##### Information provided #####
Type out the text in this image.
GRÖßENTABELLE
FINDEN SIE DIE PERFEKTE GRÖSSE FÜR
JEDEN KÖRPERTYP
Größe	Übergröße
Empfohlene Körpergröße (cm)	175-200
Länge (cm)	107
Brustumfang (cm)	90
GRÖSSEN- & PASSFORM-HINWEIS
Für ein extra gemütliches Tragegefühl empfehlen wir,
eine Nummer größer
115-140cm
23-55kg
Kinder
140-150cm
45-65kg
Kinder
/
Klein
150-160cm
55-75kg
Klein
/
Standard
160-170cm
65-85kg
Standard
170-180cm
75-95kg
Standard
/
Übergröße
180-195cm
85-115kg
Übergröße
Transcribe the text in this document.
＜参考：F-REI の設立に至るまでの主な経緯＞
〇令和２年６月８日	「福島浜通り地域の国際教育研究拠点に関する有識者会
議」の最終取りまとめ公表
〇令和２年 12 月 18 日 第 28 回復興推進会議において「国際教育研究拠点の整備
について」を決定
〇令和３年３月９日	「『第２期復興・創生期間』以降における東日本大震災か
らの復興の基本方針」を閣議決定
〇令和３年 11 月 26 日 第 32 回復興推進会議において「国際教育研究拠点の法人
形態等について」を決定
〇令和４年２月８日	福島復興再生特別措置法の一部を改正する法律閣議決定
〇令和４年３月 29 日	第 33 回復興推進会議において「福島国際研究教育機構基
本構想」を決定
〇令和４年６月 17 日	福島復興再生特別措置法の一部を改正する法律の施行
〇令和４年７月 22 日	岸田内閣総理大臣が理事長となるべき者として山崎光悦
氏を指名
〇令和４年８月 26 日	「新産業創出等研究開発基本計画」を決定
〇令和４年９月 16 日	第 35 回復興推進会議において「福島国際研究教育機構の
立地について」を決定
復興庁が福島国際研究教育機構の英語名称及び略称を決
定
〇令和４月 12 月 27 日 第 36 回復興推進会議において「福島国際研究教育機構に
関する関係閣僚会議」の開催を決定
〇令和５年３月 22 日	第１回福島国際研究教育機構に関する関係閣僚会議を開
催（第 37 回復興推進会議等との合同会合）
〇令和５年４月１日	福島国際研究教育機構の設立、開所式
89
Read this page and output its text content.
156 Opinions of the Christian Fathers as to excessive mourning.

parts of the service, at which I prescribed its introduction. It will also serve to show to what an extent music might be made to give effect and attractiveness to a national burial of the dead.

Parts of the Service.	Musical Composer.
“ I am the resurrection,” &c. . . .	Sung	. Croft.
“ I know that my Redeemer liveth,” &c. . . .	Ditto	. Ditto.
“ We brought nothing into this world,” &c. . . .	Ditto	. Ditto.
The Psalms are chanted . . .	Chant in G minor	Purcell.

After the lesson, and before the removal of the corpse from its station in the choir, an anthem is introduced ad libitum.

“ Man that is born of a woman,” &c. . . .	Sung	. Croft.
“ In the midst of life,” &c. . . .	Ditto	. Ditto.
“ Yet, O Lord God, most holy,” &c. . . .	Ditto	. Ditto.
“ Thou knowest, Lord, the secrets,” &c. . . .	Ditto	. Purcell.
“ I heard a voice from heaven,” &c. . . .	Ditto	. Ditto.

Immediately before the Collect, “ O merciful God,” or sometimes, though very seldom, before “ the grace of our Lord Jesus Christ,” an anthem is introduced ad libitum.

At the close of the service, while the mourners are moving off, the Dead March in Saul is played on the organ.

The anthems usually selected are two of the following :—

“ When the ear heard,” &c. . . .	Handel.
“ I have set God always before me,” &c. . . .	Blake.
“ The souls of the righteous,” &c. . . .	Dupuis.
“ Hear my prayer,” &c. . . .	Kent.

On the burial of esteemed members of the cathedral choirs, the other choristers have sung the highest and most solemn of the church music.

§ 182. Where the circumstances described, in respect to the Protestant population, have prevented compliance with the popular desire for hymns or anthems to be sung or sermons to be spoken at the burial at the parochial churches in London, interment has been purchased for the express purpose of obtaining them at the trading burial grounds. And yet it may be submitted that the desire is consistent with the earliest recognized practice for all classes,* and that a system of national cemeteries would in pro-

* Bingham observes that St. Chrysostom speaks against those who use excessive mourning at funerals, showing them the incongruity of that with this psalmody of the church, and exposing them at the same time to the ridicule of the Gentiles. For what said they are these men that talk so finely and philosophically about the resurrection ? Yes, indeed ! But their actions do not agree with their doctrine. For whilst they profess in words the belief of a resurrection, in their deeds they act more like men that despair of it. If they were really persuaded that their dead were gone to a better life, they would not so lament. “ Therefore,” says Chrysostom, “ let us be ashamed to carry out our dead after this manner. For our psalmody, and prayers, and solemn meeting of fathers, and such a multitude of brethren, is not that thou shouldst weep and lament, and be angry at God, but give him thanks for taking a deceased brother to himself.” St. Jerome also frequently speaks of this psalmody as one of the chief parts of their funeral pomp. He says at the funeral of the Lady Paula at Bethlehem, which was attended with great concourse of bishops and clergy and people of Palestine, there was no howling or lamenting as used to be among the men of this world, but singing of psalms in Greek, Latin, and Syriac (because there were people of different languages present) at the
#####
Given request: Sift the material for lines with the string "from". Copy each one found.

Full solution:
After the lesson, and before the removal of the corpse from its station in the choir, an anthem is introduced ad libitum.
“ I heard a voice from heaven,” &c. . . .	Ditto	. Ditto.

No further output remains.